● Data for the task
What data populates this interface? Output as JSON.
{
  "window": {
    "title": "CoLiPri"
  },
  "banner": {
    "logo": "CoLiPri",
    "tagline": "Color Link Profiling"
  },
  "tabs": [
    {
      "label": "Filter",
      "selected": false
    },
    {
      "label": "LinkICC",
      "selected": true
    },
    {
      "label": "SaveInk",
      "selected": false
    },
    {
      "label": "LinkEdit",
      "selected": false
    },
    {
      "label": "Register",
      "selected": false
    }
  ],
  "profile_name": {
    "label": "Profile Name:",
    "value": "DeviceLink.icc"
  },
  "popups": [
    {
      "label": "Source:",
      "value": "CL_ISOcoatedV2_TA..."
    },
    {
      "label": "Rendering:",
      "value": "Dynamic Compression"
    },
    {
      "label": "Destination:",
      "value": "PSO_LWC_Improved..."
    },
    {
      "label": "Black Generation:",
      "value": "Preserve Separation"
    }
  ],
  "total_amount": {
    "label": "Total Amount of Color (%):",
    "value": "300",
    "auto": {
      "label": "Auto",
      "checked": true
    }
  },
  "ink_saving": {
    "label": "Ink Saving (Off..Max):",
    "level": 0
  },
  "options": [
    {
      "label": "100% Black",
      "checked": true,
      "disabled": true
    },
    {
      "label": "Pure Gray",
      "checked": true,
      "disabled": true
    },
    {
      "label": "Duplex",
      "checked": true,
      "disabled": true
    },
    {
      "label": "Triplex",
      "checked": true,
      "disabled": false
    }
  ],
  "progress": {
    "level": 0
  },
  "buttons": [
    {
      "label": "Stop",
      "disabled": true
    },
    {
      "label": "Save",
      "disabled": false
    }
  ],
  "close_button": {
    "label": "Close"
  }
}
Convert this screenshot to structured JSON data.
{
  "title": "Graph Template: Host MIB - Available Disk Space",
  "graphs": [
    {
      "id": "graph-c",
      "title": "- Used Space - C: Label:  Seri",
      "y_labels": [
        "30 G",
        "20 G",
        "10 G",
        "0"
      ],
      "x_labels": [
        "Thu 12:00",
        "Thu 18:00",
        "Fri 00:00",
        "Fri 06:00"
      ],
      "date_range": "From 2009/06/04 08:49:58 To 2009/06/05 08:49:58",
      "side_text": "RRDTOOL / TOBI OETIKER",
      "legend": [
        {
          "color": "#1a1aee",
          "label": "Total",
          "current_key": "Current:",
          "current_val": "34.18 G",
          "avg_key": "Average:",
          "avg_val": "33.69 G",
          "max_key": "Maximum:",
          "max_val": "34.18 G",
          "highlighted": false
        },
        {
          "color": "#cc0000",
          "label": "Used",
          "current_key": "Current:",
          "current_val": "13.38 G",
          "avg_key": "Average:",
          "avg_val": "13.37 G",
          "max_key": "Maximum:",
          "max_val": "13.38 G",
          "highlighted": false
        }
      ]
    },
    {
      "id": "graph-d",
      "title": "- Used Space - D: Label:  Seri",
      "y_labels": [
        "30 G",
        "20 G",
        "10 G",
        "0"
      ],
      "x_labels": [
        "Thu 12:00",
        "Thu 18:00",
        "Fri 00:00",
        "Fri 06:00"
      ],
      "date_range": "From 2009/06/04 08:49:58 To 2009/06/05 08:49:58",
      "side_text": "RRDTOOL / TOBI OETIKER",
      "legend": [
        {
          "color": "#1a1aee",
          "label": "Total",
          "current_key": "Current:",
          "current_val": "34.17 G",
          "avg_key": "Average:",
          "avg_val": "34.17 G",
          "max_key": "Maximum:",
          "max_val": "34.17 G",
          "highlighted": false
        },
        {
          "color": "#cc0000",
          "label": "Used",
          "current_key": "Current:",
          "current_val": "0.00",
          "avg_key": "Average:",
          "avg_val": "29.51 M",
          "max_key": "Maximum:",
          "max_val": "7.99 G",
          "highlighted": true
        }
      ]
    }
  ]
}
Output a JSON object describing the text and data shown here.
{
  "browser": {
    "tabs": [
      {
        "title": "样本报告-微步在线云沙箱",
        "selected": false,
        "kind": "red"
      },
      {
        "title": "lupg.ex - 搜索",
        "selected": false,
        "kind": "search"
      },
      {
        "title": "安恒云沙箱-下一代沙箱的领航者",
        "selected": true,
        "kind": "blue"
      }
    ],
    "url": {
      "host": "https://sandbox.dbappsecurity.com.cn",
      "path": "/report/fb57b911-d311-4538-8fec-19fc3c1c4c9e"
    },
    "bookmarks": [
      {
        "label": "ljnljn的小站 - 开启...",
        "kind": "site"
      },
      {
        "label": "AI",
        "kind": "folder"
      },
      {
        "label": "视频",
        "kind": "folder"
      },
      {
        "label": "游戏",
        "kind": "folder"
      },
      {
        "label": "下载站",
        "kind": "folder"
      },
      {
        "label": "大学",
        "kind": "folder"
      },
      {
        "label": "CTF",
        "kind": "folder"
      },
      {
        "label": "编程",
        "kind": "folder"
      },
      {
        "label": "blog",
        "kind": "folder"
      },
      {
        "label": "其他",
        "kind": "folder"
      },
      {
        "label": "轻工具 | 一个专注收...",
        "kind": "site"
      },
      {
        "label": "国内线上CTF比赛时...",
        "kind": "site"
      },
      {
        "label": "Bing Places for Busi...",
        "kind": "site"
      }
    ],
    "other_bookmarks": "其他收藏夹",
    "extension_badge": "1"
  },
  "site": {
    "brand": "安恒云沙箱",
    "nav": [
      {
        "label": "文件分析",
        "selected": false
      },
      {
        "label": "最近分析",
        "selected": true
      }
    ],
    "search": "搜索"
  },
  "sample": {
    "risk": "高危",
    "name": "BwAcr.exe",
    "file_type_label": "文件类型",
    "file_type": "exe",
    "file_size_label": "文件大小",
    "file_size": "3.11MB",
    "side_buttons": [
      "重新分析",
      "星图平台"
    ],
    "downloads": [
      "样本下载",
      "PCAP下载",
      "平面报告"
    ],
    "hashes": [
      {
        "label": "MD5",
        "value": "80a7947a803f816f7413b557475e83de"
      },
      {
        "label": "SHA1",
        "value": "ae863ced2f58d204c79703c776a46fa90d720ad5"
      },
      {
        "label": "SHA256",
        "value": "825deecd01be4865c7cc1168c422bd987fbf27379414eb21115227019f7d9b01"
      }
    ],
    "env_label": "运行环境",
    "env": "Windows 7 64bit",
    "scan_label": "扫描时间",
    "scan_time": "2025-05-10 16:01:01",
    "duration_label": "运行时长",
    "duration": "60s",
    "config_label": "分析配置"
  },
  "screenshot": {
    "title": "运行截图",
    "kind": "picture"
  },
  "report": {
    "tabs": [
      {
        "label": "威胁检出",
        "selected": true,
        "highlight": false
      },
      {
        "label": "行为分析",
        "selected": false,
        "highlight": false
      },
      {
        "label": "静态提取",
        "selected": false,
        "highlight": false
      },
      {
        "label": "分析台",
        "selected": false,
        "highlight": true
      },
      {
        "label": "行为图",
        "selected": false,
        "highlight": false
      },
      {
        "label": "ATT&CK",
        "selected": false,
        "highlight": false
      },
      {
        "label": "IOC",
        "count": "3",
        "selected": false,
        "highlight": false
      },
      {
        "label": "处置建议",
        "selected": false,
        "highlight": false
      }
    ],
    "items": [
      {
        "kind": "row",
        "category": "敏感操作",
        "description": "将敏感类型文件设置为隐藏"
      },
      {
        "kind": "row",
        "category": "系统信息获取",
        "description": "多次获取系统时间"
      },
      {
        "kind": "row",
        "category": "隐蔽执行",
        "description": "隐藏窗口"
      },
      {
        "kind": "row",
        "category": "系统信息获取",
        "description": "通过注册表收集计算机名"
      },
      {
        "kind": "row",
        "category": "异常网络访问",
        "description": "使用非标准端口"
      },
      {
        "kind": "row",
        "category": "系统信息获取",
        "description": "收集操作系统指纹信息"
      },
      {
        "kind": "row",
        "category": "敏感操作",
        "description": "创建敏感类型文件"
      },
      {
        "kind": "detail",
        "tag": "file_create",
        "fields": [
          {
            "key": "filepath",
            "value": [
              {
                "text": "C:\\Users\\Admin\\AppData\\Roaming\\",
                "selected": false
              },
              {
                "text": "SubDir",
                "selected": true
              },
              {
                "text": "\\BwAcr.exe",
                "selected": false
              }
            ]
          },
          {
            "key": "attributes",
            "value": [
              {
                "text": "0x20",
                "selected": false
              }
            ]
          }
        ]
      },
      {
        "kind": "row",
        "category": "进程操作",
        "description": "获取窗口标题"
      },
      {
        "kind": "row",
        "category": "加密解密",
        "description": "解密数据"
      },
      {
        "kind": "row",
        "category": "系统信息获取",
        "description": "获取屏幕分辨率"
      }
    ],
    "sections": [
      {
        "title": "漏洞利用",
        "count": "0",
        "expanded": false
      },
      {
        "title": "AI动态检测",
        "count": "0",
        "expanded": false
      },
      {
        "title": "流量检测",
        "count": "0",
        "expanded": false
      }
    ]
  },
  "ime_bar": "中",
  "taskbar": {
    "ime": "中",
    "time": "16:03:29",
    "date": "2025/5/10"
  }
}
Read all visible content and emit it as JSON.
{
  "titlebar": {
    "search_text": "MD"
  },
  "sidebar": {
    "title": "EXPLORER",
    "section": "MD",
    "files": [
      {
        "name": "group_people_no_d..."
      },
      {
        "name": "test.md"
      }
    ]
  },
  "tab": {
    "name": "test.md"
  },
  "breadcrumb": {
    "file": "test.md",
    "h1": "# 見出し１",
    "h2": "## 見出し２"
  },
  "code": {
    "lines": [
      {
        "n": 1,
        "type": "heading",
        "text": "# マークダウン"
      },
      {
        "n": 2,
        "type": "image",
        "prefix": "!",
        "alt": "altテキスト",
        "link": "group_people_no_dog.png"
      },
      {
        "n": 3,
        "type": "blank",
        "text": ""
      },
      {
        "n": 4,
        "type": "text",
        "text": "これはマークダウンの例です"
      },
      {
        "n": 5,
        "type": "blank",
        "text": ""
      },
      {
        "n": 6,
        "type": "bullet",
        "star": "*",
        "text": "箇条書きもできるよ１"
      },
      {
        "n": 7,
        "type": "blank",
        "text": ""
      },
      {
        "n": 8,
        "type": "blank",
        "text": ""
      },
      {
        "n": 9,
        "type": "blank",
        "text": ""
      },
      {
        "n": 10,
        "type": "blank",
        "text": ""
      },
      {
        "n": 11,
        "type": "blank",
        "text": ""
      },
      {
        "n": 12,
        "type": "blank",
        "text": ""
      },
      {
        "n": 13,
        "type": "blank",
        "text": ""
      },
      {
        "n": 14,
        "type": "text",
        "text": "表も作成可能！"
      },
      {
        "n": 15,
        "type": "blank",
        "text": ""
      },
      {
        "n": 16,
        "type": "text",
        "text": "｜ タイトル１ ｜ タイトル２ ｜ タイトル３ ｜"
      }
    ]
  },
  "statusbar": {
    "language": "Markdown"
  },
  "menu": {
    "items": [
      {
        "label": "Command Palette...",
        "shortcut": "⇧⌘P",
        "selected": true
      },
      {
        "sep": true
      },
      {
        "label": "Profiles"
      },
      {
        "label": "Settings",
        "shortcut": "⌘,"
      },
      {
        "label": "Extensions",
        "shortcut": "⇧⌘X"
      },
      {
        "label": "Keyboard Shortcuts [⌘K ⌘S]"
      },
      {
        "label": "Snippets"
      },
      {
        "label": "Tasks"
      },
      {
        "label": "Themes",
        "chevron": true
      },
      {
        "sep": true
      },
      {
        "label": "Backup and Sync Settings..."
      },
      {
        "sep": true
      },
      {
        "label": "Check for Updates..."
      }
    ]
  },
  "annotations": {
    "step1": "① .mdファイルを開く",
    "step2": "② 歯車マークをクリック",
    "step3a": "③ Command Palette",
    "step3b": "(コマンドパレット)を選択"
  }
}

● Stated problem
Of the lines above, how many hold the string "Seri"? Answer with only the number.

● Completed exercise
2